-- Start Exercise data --

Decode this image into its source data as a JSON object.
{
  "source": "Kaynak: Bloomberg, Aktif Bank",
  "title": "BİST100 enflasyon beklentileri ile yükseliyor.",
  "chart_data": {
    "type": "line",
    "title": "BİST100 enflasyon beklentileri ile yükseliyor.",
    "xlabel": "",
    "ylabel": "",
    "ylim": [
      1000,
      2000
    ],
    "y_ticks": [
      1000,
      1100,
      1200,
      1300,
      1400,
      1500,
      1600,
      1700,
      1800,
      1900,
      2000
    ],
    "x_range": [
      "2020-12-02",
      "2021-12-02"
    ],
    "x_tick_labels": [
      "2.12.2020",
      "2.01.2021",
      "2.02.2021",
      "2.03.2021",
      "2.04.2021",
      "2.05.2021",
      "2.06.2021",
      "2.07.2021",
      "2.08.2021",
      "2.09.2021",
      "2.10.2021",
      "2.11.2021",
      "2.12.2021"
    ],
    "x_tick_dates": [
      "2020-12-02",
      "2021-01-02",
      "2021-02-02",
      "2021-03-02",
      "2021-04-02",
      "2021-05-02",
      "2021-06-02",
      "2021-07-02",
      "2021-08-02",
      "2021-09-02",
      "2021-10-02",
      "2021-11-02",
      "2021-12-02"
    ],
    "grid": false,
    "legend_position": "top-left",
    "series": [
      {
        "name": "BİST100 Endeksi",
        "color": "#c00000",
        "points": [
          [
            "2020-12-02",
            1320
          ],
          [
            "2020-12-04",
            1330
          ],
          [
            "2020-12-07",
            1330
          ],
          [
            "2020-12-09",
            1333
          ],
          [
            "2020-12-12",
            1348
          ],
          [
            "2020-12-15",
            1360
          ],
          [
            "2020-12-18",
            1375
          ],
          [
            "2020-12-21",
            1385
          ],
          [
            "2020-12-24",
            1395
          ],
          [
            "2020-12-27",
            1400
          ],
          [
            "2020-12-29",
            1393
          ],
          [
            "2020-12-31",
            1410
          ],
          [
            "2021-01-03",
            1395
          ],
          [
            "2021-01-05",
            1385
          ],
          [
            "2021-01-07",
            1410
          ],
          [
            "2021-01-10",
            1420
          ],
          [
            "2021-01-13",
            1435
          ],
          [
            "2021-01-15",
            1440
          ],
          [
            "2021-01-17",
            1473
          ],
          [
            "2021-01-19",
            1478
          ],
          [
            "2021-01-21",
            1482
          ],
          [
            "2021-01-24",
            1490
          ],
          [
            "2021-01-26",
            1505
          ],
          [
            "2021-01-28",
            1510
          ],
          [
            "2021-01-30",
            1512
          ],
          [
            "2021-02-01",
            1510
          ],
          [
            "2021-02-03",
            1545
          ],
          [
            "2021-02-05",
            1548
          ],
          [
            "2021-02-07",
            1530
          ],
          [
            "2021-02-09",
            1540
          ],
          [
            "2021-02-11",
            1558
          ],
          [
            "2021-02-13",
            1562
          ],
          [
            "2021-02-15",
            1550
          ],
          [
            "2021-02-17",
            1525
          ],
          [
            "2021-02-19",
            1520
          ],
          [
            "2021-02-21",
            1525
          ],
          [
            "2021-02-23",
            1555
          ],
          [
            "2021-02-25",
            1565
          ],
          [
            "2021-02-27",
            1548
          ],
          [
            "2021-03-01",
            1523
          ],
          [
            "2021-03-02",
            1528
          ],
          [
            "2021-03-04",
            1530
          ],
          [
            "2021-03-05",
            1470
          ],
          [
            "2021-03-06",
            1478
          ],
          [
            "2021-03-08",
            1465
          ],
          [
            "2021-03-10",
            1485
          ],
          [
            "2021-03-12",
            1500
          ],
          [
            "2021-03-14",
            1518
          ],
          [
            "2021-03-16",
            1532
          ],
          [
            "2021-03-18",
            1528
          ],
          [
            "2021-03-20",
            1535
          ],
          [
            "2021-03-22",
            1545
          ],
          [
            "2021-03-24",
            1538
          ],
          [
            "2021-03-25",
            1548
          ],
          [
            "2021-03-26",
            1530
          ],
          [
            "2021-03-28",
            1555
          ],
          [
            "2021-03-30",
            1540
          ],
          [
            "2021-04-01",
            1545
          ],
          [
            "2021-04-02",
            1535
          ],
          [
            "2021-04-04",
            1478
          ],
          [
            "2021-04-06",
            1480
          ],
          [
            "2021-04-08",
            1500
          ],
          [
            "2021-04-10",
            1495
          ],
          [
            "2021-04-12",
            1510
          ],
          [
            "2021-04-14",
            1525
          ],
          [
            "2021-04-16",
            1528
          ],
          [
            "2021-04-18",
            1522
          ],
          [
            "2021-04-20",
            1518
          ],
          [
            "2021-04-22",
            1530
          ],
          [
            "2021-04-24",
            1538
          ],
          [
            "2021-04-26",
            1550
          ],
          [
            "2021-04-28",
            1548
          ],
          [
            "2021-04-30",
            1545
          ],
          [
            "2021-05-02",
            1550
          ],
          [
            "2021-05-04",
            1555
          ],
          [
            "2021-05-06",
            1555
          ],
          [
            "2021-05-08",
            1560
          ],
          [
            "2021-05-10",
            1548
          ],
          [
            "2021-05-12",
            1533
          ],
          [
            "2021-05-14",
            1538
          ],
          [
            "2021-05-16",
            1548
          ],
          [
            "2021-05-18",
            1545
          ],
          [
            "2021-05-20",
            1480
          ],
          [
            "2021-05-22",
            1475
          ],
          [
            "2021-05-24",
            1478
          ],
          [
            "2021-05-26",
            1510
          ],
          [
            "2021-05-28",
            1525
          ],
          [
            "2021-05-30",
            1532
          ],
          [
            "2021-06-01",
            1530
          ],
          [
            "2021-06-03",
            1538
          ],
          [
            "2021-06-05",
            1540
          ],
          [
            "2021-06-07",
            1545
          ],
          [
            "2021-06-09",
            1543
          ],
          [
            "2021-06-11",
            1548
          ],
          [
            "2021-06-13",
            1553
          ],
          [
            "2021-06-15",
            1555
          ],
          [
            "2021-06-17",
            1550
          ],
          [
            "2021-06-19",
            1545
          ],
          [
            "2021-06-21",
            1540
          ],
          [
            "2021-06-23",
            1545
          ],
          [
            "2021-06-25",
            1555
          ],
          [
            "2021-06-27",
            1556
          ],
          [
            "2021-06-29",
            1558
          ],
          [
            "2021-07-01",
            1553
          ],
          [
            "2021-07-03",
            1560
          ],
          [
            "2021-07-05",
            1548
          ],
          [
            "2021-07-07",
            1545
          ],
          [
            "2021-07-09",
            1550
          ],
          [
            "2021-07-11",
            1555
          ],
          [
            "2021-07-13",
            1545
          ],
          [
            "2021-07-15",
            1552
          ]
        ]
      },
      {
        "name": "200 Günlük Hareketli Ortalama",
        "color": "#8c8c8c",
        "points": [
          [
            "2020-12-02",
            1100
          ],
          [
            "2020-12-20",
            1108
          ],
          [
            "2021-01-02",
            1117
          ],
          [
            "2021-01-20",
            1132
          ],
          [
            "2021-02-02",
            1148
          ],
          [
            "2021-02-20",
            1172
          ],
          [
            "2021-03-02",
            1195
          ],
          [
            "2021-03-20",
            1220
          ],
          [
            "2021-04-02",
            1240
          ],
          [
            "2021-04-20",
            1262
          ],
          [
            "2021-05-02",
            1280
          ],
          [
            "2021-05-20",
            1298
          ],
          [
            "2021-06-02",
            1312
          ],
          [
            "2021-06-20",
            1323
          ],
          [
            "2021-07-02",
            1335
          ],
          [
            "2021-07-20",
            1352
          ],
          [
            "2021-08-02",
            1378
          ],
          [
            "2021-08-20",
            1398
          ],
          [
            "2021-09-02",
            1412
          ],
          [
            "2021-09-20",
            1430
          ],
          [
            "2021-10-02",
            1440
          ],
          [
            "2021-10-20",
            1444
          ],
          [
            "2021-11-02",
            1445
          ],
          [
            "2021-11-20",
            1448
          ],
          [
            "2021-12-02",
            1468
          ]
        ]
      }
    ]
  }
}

-- End Exercise data --

Task to complete → Go through the records above and copy every line with the word "title".

Final answer →
  "title": "BİST100 enflasyon beklentileri ile yükseliyor.",
    "title": "BİST100 enflasyon beklentileri ile yükseliyor.",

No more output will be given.